[WHAT IS REQUIRED] Each line of the material below should be reproduced exactly.

[A block of data]
════════

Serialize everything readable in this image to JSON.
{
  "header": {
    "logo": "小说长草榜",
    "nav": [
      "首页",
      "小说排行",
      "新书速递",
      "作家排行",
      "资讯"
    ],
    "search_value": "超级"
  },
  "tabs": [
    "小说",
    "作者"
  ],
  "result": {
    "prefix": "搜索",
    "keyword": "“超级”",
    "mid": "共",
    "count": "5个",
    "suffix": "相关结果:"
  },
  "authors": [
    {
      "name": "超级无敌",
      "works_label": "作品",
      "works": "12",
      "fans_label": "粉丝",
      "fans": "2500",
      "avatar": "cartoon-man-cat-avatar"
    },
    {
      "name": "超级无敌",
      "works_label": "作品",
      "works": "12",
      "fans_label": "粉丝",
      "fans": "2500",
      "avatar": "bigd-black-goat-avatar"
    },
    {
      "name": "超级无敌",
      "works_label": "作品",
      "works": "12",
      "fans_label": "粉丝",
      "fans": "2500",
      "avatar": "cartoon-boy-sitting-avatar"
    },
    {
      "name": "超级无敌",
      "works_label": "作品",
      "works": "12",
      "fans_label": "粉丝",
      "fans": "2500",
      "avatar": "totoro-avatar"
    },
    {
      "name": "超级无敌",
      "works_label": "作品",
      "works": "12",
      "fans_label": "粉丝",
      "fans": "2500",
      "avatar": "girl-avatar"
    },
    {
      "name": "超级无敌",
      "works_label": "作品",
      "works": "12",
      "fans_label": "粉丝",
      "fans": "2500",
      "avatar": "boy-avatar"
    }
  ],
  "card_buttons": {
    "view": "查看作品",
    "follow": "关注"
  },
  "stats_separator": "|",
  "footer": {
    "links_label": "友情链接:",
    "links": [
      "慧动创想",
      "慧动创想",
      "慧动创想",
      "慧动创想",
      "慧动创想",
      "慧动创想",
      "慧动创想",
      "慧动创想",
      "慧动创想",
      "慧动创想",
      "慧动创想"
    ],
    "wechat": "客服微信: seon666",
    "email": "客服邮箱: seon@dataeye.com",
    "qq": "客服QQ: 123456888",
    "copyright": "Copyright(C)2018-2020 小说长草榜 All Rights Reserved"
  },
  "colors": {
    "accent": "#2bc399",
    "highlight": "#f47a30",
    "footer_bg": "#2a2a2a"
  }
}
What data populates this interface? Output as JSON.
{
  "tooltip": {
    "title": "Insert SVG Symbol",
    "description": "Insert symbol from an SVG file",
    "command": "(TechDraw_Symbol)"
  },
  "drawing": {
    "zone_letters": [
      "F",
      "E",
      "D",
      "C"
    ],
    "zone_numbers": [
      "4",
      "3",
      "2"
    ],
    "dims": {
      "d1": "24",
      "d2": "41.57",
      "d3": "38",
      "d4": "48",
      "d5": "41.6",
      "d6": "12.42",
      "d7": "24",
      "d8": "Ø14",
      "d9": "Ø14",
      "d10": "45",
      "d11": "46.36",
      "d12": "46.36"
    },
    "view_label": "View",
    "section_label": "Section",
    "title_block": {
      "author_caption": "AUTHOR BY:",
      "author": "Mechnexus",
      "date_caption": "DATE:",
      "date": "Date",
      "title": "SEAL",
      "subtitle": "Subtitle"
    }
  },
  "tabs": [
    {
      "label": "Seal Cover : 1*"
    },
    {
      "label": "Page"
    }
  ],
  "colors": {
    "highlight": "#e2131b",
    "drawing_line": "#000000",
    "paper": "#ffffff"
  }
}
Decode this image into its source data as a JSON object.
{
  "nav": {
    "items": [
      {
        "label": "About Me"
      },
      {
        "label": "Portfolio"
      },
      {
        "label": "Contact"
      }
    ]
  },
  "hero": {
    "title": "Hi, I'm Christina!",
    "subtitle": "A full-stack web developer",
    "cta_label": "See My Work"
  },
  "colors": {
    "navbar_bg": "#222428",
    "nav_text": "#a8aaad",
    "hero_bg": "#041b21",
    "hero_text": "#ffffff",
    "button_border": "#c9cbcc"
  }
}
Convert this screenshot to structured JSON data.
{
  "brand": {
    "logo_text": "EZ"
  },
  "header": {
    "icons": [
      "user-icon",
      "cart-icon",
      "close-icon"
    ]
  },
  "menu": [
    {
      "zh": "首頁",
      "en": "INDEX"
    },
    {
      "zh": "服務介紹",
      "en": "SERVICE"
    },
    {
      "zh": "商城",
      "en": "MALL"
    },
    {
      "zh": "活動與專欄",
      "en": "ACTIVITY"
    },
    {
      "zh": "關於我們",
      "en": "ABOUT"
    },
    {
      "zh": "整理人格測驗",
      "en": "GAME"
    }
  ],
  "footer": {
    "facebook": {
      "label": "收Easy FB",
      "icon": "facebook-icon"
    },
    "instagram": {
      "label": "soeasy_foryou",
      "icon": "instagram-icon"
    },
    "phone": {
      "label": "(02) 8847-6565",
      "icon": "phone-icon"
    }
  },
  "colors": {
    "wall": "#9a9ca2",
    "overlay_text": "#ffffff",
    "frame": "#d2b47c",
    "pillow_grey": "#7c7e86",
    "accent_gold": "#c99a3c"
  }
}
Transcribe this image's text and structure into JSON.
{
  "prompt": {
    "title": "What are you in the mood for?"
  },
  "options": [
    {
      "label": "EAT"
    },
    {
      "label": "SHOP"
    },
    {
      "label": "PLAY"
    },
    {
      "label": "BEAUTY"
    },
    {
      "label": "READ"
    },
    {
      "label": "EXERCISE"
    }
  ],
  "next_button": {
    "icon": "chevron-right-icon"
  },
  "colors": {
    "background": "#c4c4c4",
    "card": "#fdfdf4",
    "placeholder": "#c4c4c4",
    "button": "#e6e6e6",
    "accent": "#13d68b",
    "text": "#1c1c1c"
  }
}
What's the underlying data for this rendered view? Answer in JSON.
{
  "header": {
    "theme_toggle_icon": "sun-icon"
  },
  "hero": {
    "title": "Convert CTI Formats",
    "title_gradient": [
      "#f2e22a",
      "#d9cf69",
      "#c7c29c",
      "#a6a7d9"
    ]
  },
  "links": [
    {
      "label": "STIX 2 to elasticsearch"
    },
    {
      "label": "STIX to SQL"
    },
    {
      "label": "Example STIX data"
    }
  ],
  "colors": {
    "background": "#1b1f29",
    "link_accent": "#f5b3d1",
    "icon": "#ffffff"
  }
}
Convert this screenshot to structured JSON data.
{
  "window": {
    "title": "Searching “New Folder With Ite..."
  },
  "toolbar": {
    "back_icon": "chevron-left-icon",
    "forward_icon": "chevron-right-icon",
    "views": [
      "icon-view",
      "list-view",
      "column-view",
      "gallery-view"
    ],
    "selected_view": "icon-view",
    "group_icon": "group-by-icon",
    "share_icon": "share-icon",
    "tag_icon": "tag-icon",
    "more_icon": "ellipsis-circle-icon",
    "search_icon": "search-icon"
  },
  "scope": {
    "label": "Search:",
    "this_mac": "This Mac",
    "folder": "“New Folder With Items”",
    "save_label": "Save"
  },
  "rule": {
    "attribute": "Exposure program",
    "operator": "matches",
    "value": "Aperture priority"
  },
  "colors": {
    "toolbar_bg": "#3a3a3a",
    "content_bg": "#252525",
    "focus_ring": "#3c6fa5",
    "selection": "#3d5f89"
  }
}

════════

[REPLY]
Serialize everything readable in this image to JSON.
{
  "header": {
    "logo": "小说长草榜",
    "nav": [
      "首页",
      "小说排行",
      "新书速递",
      "作家排行",
      "资讯"
    ],
    "search_value": "超级"
  },
  "tabs": [
    "小说",
    "作者"
  ],
  "result": {
    "prefix": "搜索",
    "keyword": "“超级”",
    "mid": "共",
    "count": "5个",
    "suffix": "相关结果:"
  },
  "authors": [
    {
      "name": "超级无敌",
      "works_label": "作品",
      "works": "12",
      "fans_label": "粉丝",
      "fans": "2500",
      "avatar": "cartoon-man-cat-avatar"
    },
    {
      "name": "超级无敌",
      "works_label": "作品",
      "works": "12",
      "fans_label": "粉丝",
      "fans": "2500",
      "avatar": "bigd-black-goat-avatar"
    },
    {
      "name": "超级无敌",
      "works_label": "作品",
      "works": "12",
      "fans_label": "粉丝",
      "fans": "2500",
      "avatar": "cartoon-boy-sitting-avatar"
    },
    {
      "name": "超级无敌",
      "works_label": "作品",
      "works": "12",
      "fans_label": "粉丝",
      "fans": "2500",
      "avatar": "totoro-avatar"
    },
    {
      "name": "超级无敌",
      "works_label": "作品",
      "works": "12",
      "fans_label": "粉丝",
      "fans": "2500",
      "avatar": "girl-avatar"
    },
    {
      "name": "超级无敌",
      "works_label": "作品",
      "works": "12",
      "fans_label": "粉丝",
      "fans": "2500",
      "avatar": "boy-avatar"
    }
  ],
  "card_buttons": {
    "view": "查看作品",
    "follow": "关注"
  },
  "stats_separator": "|",
  "footer": {
    "links_label": "友情链接:",
    "links": [
      "慧动创想",
      "慧动创想",
      "慧动创想",
      "慧动创想",
      "慧动创想",
      "慧动创想",
      "慧动创想",
      "慧动创想",
      "慧动创想",
      "慧动创想",
      "慧动创想"
    ],
    "wechat": "客服微信: seon666",
    "email": "客服邮箱: seon@dataeye.com",
    "qq": "客服QQ: 123456888",
    "copyright": "Copyright(C)2018-2020 小说长草榜 All Rights Reserved"
  },
  "colors": {
    "accent": "#2bc399",
    "highlight": "#f47a30",
    "footer_bg": "#2a2a2a"
  }
}
What data populates this interface? Output as JSON.
{
  "tooltip": {
    "title": "Insert SVG Symbol",
    "description": "Insert symbol from an SVG file",
    "command": "(TechDraw_Symbol)"
  },
  "drawing": {
    "zone_letters": [
      "F",
      "E",
      "D",
      "C"
    ],
    "zone_numbers": [
      "4",
      "3",
      "2"
    ],
    "dims": {
      "d1": "24",
      "d2": "41.57",
      "d3": "38",
      "d4": "48",
      "d5": "41.6",
      "d6": "12.42",
      "d7": "24",
      "d8": "Ø14",
      "d9": "Ø14",
      "d10": "45",
      "d11": "46.36",
      "d12": "46.36"
    },
    "view_label": "View",
    "section_label": "Section",
    "title_block": {
      "author_caption": "AUTHOR BY:",
      "author": "Mechnexus",
      "date_caption": "DATE:",
      "date": "Date",
      "title": "SEAL",
      "subtitle": "Subtitle"
    }
  },
  "tabs": [
    {
      "label": "Seal Cover : 1*"
    },
    {
      "label": "Page"
    }
  ],
  "colors": {
    "highlight": "#e2131b",
    "drawing_line": "#000000",
    "paper": "#ffffff"
  }
}
Decode this image into its source data as a JSON object.
{
  "nav": {
    "items": [
      {
        "label": "About Me"
      },
      {
        "label": "Portfolio"
      },
      {
        "label": "Contact"
      }
    ]
  },
  "hero": {
    "title": "Hi, I'm Christina!",
    "subtitle": "A full-stack web developer",
    "cta_label": "See My Work"
  },
  "colors": {
    "navbar_bg": "#222428",
    "nav_text": "#a8aaad",
    "hero_bg": "#041b21",
    "hero_text": "#ffffff",
    "button_border": "#c9cbcc"
  }
}
Convert this screenshot to structured JSON data.
{
  "brand": {
    "logo_text": "EZ"
  },
  "header": {
    "icons": [
      "user-icon",
      "cart-icon",
      "close-icon"
    ]
  },
  "menu": [
    {
      "zh": "首頁",
      "en": "INDEX"
    },
    {
      "zh": "服務介紹",
      "en": "SERVICE"
    },
    {
      "zh": "商城",
      "en": "MALL"
    },
    {
      "zh": "活動與專欄",
      "en": "ACTIVITY"
    },
    {
      "zh": "關於我們",
      "en": "ABOUT"
    },
    {
      "zh": "整理人格測驗",
      "en": "GAME"
    }
  ],
  "footer": {
    "facebook": {
      "label": "收Easy FB",
      "icon": "facebook-icon"
    },
    "instagram": {
      "label": "soeasy_foryou",
      "icon": "instagram-icon"
    },
    "phone": {
      "label": "(02) 8847-6565",
      "icon": "phone-icon"
    }
  },
  "colors": {
    "wall": "#9a9ca2",
    "overlay_text": "#ffffff",
    "frame": "#d2b47c",
    "pillow_grey": "#7c7e86",
    "accent_gold": "#c99a3c"
  }
}
Transcribe this image's text and structure into JSON.
{
  "prompt": {
    "title": "What are you in the mood for?"
  },
  "options": [
    {
      "label": "EAT"
    },
    {
      "label": "SHOP"
    },
    {
      "label": "PLAY"
    },
    {
      "label": "BEAUTY"
    },
    {
      "label": "READ"
    },
    {
      "label": "EXERCISE"
    }
  ],
  "next_button": {
    "icon": "chevron-right-icon"
  },
  "colors": {
    "background": "#c4c4c4",
    "card": "#fdfdf4",
    "placeholder": "#c4c4c4",
    "button": "#e6e6e6",
    "accent": "#13d68b",
    "text": "#1c1c1c"
  }
}
What's the underlying data for this rendered view? Answer in JSON.
{
  "header": {
    "theme_toggle_icon": "sun-icon"
  },
  "hero": {
    "title": "Convert CTI Formats",
    "title_gradient": [
      "#f2e22a",
      "#d9cf69",
      "#c7c29c",
      "#a6a7d9"
    ]
  },
  "links": [
    {
      "label": "STIX 2 to elasticsearch"
    },
    {
      "label": "STIX to SQL"
    },
    {
      "label": "Example STIX data"
    }
  ],
  "colors": {
    "background": "#1b1f29",
    "link_accent": "#f5b3d1",
    "icon": "#ffffff"
  }
}
Convert this screenshot to structured JSON data.
{
  "window": {
    "title": "Searching “New Folder With Ite..."
  },
  "toolbar": {
    "back_icon": "chevron-left-icon",
    "forward_icon": "chevron-right-icon",
    "views": [
      "icon-view",
      "list-view",
      "column-view",
      "gallery-view"
    ],
    "selected_view": "icon-view",
    "group_icon": "group-by-icon",
    "share_icon": "share-icon",
    "tag_icon": "tag-icon",
    "more_icon": "ellipsis-circle-icon",
    "search_icon": "search-icon"
  },
  "scope": {
    "label": "Search:",
    "this_mac": "This Mac",
    "folder": "“New Folder With Items”",
    "save_label": "Save"
  },
  "rule": {
    "attribute": "Exposure program",
    "operator": "matches",
    "value": "Aperture priority"
  },
  "colors": {
    "toolbar_bg": "#3a3a3a",
    "content_bg": "#252525",
    "focus_ring": "#3c6fa5",
    "selection": "#3d5f89"
  }
}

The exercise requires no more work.